**Data to process:**
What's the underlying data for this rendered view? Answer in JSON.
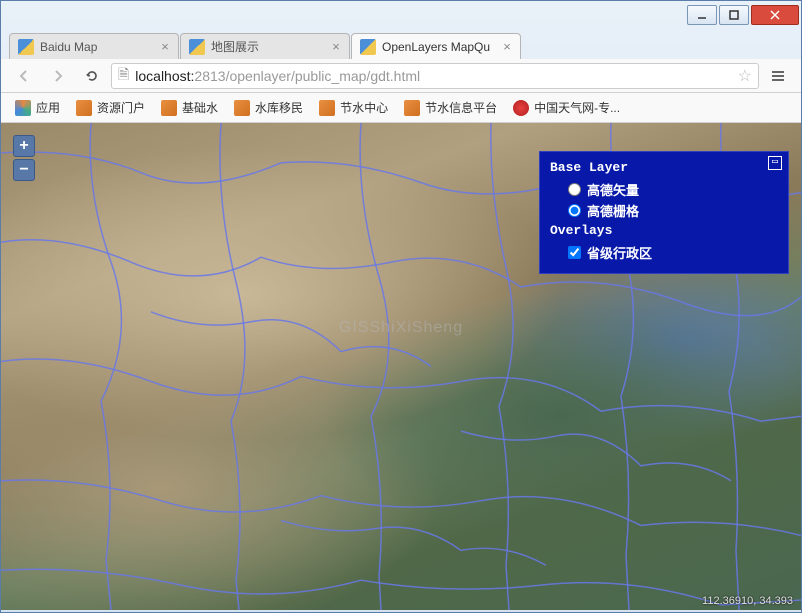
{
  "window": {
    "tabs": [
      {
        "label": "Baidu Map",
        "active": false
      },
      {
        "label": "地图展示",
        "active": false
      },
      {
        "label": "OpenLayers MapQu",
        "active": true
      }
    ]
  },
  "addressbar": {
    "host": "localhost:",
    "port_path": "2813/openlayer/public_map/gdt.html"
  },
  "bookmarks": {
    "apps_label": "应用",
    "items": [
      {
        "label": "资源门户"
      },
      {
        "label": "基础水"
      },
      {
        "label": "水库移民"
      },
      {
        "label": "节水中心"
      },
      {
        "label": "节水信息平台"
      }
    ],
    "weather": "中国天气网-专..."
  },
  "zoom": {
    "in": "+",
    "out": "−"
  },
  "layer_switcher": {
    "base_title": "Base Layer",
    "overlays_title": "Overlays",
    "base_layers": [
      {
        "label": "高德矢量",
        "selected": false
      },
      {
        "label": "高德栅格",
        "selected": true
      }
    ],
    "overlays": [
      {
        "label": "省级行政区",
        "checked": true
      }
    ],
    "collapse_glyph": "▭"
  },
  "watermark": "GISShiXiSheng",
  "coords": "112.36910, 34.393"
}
---
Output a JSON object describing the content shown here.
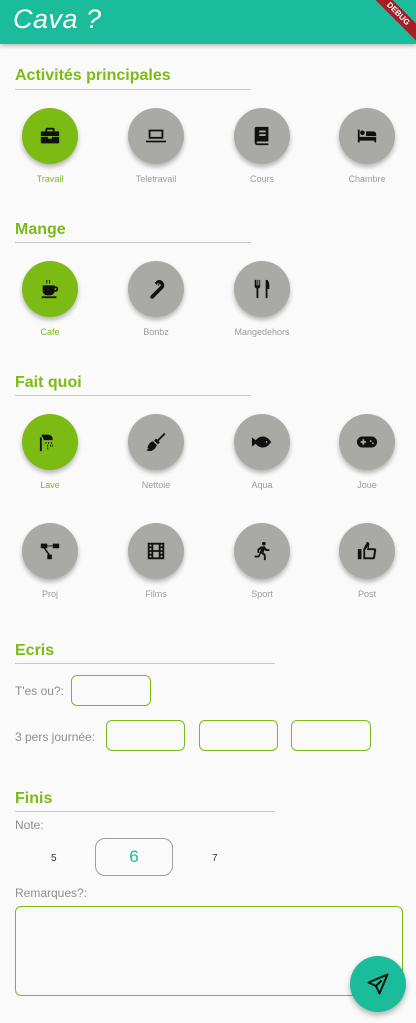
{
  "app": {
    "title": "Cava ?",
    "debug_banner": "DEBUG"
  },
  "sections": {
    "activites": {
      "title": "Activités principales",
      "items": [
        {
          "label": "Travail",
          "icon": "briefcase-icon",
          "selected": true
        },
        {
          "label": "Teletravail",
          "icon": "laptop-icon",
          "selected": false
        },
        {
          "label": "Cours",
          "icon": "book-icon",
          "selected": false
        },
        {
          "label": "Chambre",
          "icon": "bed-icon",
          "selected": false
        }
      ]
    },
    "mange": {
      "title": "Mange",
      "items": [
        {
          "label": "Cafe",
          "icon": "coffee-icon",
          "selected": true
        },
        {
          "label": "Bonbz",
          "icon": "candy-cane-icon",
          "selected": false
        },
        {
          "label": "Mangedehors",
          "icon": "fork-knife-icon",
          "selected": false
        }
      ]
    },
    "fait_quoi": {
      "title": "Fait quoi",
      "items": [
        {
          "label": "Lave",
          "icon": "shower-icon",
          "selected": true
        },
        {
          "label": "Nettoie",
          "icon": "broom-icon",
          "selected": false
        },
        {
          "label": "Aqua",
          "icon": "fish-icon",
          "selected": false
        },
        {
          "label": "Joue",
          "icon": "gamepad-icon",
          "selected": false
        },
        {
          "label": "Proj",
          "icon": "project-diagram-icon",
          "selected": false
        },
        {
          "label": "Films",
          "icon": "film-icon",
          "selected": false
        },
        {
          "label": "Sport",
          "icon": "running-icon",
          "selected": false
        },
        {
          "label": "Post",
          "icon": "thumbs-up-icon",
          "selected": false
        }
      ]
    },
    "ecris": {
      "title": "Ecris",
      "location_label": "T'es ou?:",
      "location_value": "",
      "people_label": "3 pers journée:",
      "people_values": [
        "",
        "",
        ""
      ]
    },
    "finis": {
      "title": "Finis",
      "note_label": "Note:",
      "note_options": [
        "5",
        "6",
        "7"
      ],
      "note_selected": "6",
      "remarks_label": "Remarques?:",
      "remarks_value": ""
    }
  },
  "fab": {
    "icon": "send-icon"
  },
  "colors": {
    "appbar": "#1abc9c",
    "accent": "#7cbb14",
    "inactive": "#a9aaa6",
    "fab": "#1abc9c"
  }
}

**Job:**
From the entries above, list each line with "JSON" in it.

**Reply:**
What's the underlying data for this rendered view? Answer in JSON.
Output a JSON object describing the content shown here.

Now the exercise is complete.